═══ Records for this exercise
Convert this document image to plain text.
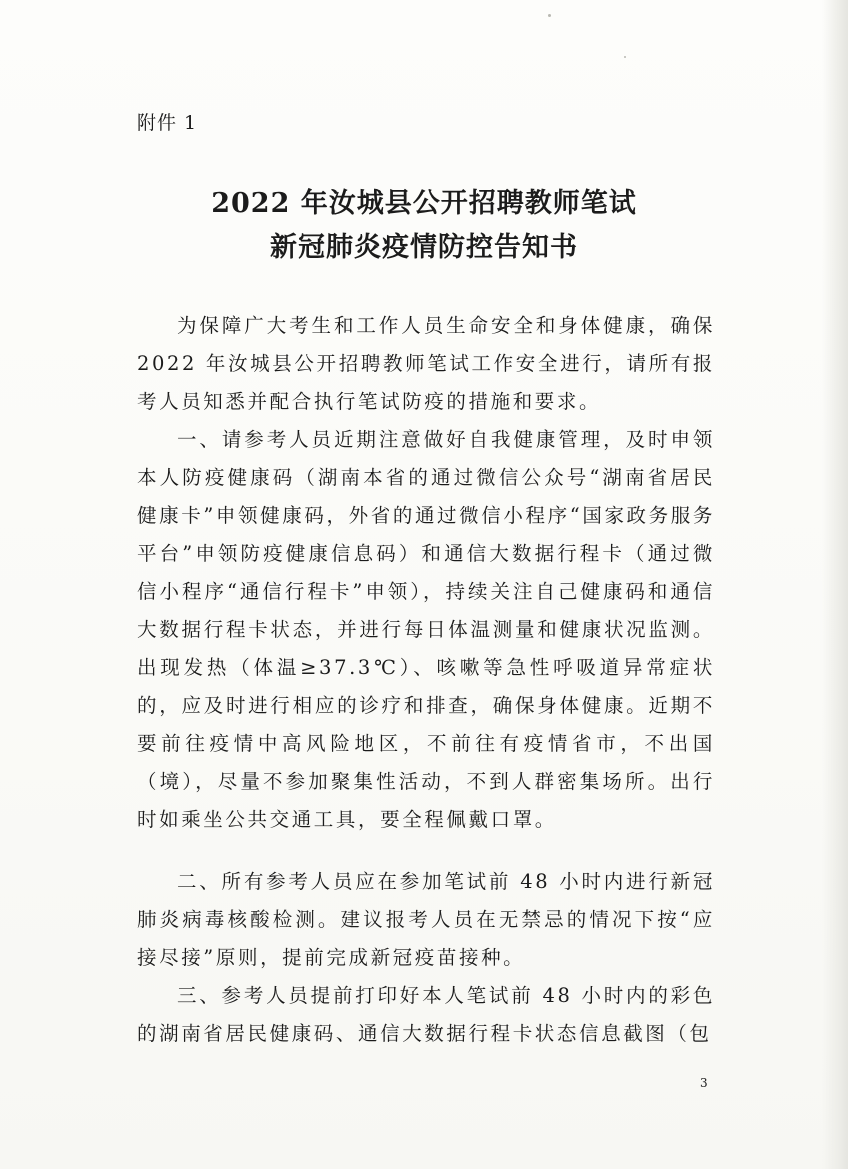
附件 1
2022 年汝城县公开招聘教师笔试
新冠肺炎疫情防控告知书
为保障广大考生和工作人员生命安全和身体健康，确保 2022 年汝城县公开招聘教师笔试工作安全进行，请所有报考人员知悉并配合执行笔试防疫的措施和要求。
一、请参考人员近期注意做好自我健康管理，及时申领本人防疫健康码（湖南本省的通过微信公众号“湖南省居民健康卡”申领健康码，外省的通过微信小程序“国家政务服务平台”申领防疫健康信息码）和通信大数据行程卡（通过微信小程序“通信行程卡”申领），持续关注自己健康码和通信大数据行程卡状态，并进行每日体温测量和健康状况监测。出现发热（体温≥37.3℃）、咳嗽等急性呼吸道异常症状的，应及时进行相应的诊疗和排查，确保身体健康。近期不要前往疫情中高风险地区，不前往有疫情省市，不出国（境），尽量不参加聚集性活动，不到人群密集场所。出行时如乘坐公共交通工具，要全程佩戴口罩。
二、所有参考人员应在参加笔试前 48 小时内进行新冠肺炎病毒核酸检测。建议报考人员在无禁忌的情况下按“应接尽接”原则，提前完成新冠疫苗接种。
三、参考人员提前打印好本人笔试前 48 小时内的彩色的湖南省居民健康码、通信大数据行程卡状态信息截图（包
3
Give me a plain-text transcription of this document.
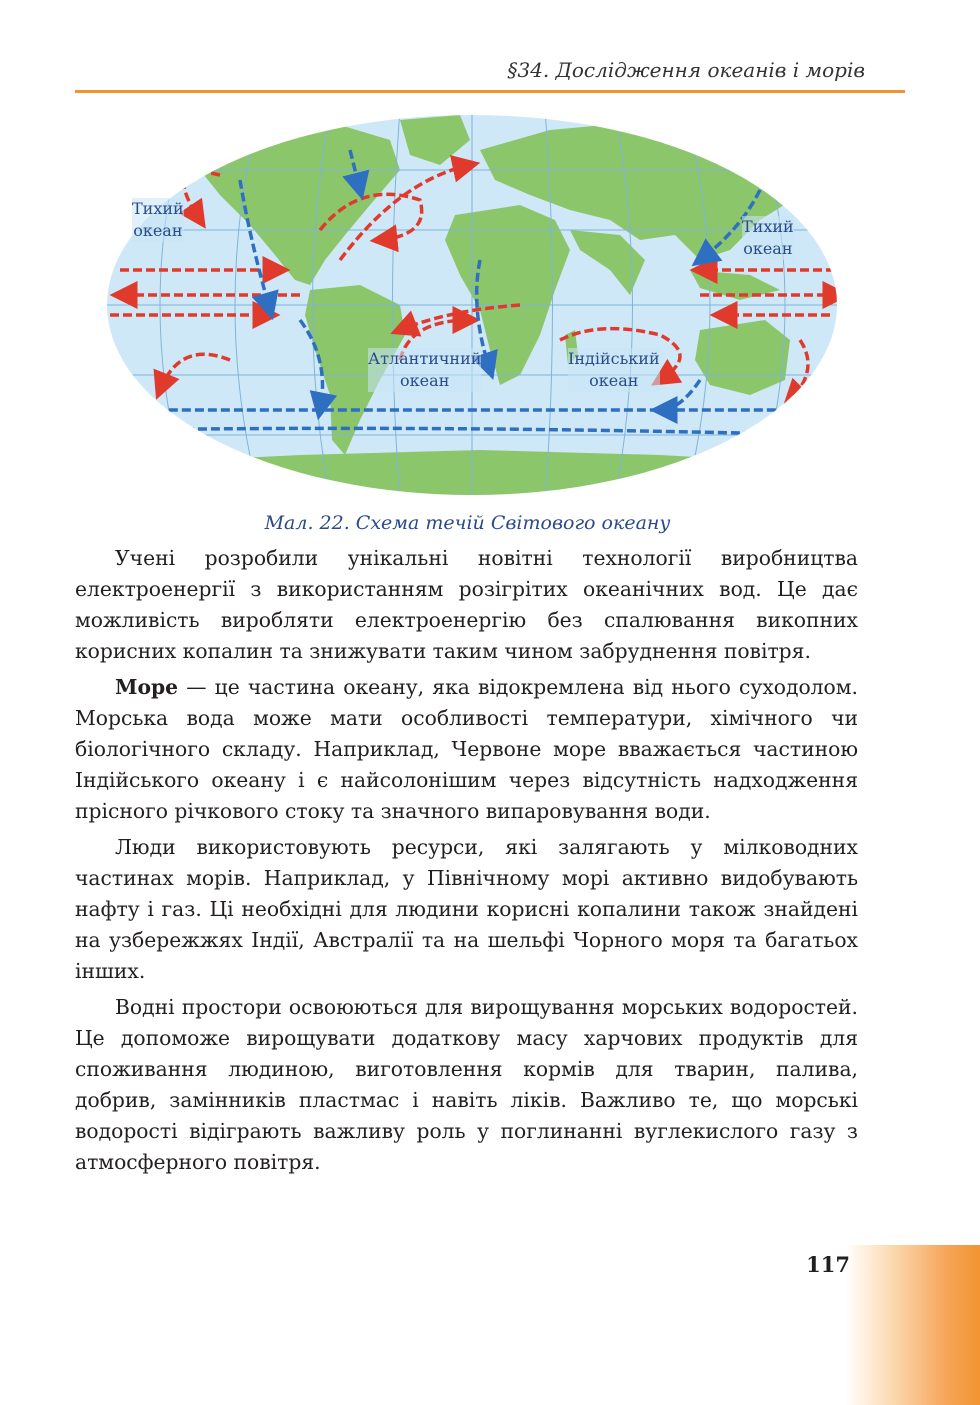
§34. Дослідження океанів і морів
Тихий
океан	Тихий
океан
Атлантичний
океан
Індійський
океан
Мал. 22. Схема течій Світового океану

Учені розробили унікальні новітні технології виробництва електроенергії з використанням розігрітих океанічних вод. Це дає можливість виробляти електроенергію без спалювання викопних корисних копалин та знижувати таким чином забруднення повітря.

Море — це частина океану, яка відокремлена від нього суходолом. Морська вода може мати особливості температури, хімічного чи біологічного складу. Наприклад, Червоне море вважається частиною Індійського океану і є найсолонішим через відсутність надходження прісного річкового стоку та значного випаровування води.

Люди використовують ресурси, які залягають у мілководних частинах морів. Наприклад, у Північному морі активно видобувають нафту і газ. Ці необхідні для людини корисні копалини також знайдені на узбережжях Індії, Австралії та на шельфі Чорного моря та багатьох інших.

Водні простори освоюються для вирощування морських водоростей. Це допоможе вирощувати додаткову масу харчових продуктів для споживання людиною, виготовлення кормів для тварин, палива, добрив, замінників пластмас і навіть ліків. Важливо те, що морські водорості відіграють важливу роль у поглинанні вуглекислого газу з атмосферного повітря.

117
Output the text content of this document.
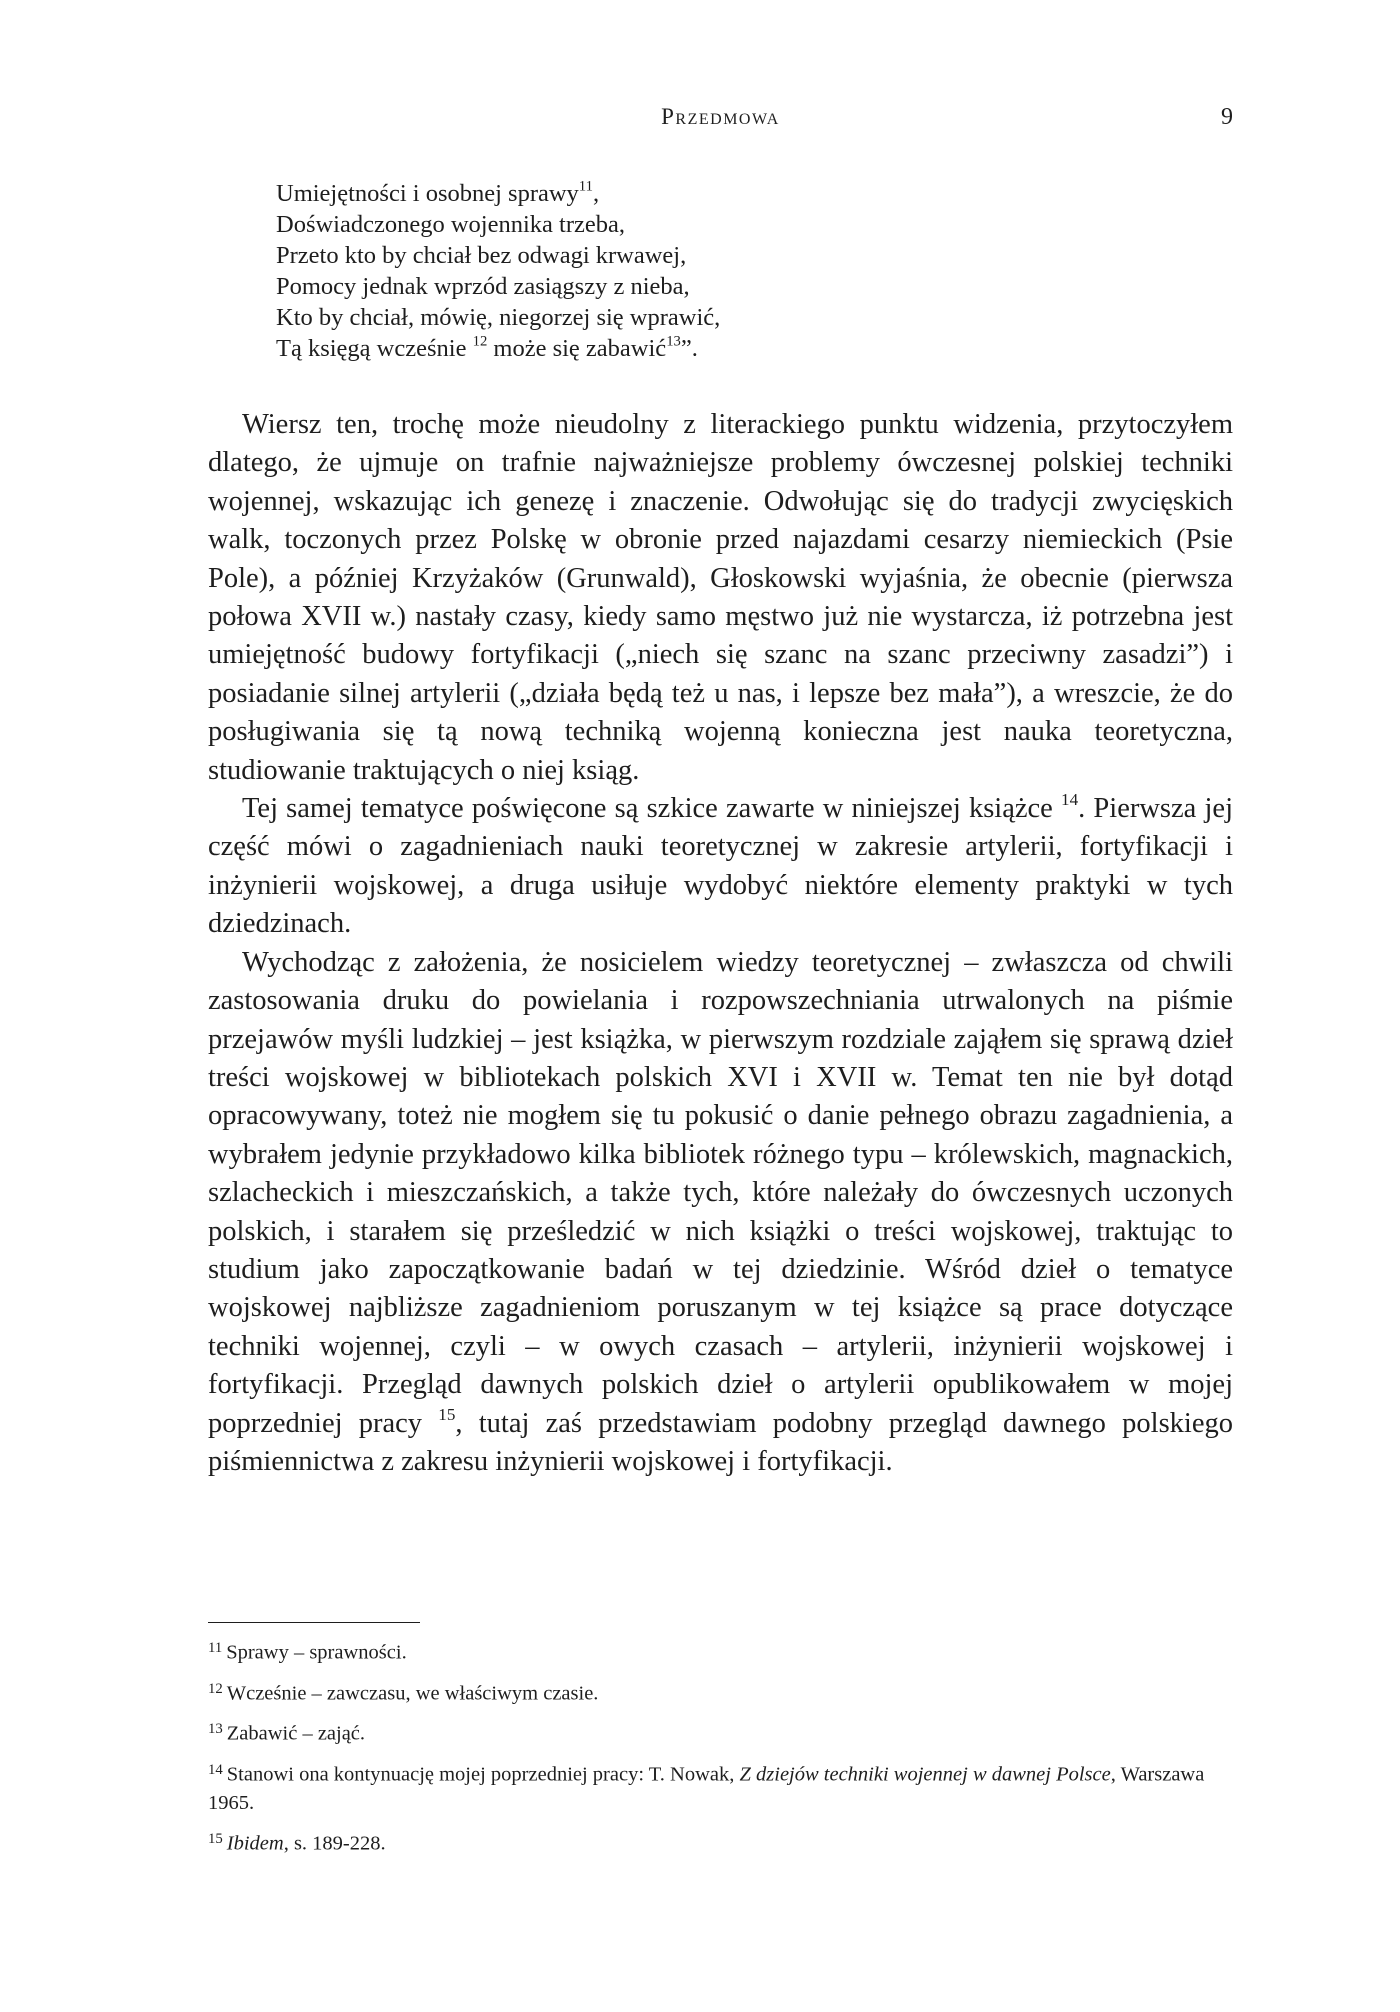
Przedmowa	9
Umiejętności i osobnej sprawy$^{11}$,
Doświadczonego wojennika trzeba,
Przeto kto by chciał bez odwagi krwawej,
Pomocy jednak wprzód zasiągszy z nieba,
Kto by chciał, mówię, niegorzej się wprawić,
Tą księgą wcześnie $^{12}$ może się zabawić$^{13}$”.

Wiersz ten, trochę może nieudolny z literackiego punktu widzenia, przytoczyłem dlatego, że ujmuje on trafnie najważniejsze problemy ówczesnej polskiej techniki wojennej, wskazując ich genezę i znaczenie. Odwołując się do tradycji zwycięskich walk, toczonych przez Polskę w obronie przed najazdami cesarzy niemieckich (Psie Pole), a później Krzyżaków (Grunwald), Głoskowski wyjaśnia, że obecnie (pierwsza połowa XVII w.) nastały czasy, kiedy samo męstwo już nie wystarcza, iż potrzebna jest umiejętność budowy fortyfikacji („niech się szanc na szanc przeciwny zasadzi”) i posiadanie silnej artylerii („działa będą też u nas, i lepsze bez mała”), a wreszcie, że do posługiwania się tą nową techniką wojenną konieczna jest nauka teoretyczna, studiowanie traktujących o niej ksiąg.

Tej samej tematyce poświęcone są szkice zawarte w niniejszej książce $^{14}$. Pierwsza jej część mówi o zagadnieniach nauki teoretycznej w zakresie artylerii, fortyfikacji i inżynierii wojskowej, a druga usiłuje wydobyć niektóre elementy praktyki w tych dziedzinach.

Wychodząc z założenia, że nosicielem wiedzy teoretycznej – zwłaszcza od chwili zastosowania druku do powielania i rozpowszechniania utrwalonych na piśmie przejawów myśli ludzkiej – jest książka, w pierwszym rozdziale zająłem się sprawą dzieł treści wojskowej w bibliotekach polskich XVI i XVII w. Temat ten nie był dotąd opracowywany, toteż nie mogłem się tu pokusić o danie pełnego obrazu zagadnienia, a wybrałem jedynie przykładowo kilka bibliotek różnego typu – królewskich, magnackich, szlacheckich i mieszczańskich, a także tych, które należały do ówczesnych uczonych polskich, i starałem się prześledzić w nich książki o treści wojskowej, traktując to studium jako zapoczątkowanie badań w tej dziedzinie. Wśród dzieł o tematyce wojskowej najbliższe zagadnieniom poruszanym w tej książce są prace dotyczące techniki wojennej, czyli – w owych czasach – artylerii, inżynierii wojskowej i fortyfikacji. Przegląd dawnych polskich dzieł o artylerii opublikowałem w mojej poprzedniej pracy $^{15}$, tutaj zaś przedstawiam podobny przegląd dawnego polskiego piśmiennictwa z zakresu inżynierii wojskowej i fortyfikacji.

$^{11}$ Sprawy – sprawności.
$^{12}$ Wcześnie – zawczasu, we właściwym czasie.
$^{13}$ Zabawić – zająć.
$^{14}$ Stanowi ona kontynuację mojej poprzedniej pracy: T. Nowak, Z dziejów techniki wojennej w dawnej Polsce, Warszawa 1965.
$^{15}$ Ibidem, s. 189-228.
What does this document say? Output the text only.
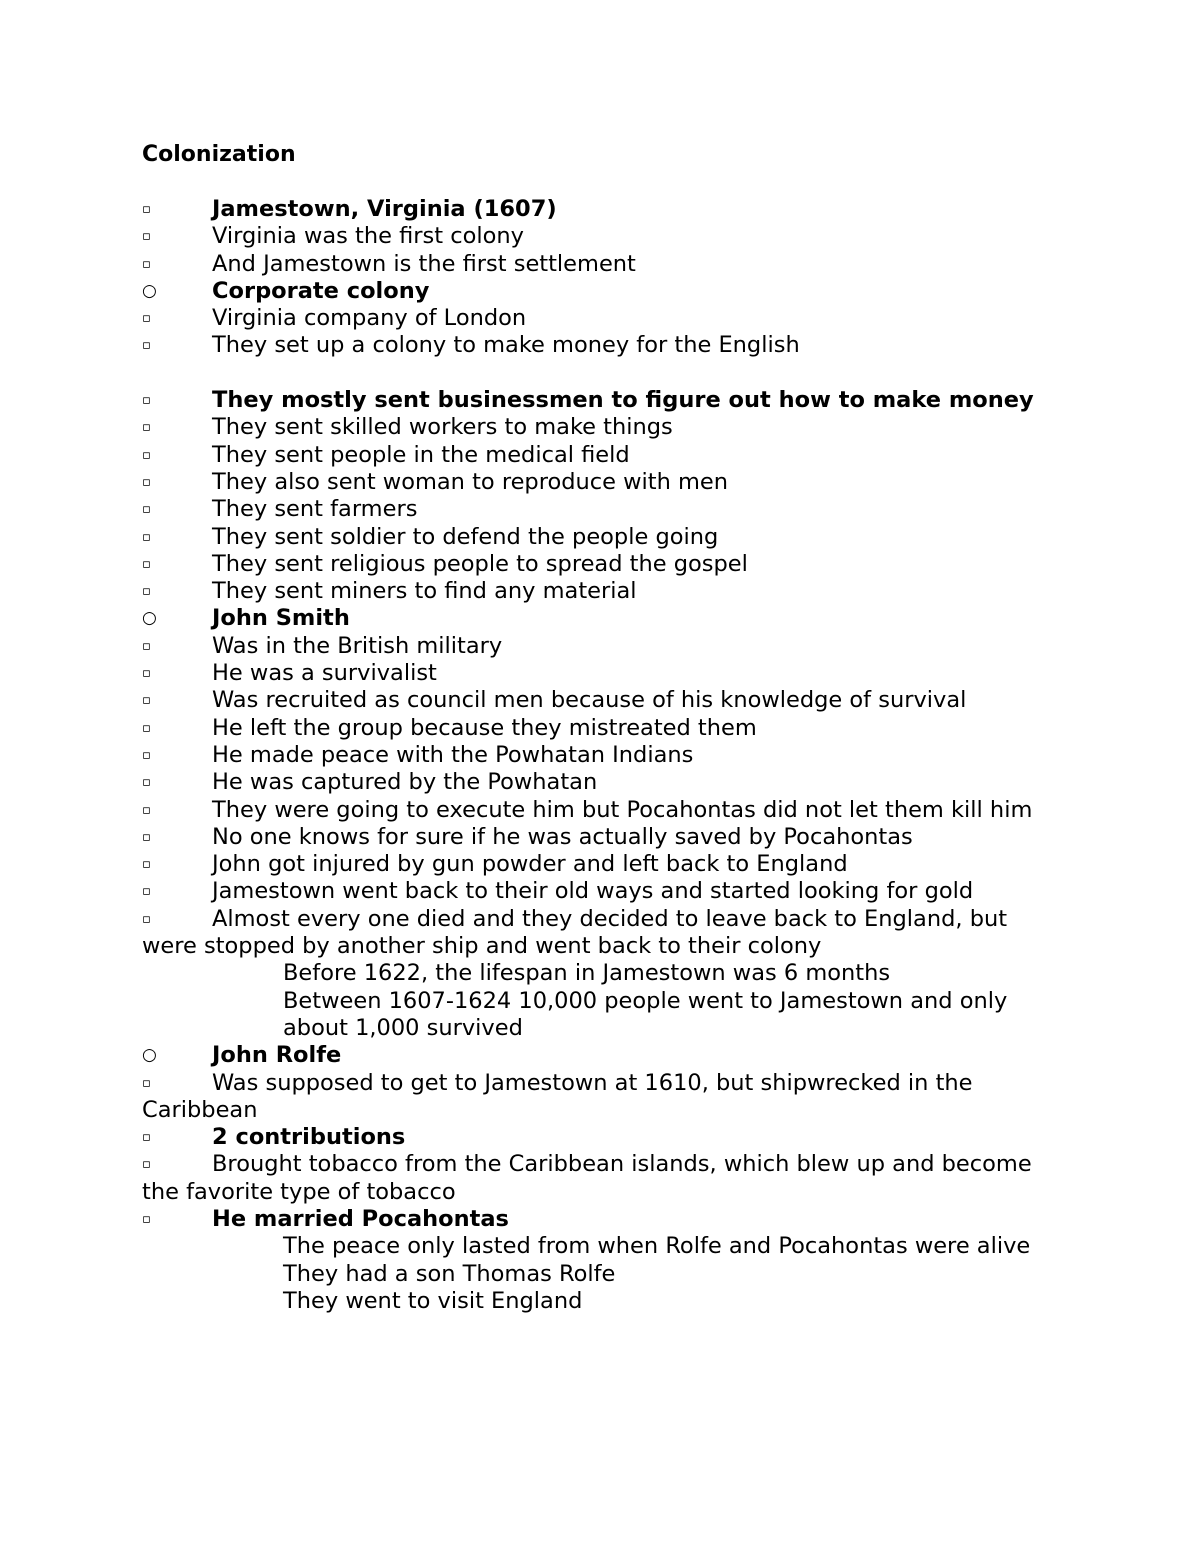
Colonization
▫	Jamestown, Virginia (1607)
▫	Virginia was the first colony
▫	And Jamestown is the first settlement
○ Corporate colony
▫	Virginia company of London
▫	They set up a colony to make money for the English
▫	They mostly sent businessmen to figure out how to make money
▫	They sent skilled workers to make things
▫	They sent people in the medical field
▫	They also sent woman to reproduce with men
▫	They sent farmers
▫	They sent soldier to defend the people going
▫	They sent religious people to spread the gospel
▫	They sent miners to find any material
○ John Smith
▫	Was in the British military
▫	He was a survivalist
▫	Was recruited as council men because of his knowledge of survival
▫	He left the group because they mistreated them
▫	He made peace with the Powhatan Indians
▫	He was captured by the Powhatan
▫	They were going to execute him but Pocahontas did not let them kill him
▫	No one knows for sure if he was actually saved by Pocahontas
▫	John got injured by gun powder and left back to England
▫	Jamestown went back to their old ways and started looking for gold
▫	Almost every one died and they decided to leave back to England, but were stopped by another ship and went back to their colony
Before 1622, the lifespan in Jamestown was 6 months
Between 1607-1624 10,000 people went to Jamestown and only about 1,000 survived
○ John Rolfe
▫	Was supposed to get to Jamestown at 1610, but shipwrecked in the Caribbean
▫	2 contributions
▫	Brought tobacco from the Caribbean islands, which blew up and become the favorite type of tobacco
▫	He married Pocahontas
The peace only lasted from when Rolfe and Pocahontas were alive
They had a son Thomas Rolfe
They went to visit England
══════
Do this -
Pick out every line above that holds the word "make" and copy it.

Completed exercise -
▫	They set up a colony to make money for the English
▫	They mostly sent businessmen to figure out how to make money
▫	They sent skilled workers to make things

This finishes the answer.